- [Instructions to follow]
Copy the records below verbatim.

★ ★ ★ ★

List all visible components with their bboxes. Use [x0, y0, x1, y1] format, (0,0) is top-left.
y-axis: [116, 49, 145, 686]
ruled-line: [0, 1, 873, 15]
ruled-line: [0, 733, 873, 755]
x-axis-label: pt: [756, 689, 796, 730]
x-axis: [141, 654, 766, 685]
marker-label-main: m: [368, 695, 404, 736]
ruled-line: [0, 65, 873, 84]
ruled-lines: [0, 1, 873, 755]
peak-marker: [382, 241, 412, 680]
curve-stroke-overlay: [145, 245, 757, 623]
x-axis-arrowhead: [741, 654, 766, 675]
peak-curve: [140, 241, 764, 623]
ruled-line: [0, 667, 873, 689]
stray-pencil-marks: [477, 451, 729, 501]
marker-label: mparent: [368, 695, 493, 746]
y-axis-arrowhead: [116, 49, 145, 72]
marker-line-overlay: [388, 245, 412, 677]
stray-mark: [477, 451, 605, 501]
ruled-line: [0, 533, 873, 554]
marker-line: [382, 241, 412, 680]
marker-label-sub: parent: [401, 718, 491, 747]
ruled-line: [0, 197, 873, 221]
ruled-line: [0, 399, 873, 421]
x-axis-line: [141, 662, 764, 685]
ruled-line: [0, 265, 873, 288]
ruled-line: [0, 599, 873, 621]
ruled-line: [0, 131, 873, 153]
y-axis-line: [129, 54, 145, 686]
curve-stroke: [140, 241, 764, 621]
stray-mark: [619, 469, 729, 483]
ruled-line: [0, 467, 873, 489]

★ ★ ★ ★

- [Worked answer]
List all visible components with their bboxes. Use [x0, y0, x1, y1] format, (0,0) is top-left.
y-axis: [116, 49, 145, 686]
ruled-line: [0, 1, 873, 15]
ruled-line: [0, 733, 873, 755]
x-axis-label: pt: [756, 689, 796, 730]
x-axis: [141, 654, 766, 685]
marker-label-main: m: [368, 695, 404, 736]
ruled-line: [0, 65, 873, 84]
ruled-lines: [0, 1, 873, 755]
peak-marker: [382, 241, 412, 680]
curve-stroke-overlay: [145, 245, 757, 623]
x-axis-arrowhead: [741, 654, 766, 675]
peak-curve: [140, 241, 764, 623]
ruled-line: [0, 667, 873, 689]
stray-pencil-marks: [477, 451, 729, 501]
marker-label: mparent: [368, 695, 493, 746]
y-axis-arrowhead: [116, 49, 145, 72]
marker-line-overlay: [388, 245, 412, 677]
stray-mark: [477, 451, 605, 501]
ruled-line: [0, 533, 873, 554]
marker-line: [382, 241, 412, 680]
marker-label-sub: parent: [401, 718, 491, 747]
ruled-line: [0, 197, 873, 221]
ruled-line: [0, 399, 873, 421]
x-axis-line: [141, 662, 764, 685]
ruled-line: [0, 265, 873, 288]
ruled-line: [0, 599, 873, 621]
ruled-line: [0, 131, 873, 153]
y-axis-line: [129, 54, 145, 686]
curve-stroke: [140, 241, 764, 621]
stray-mark: [619, 469, 729, 483]
ruled-line: [0, 467, 873, 489]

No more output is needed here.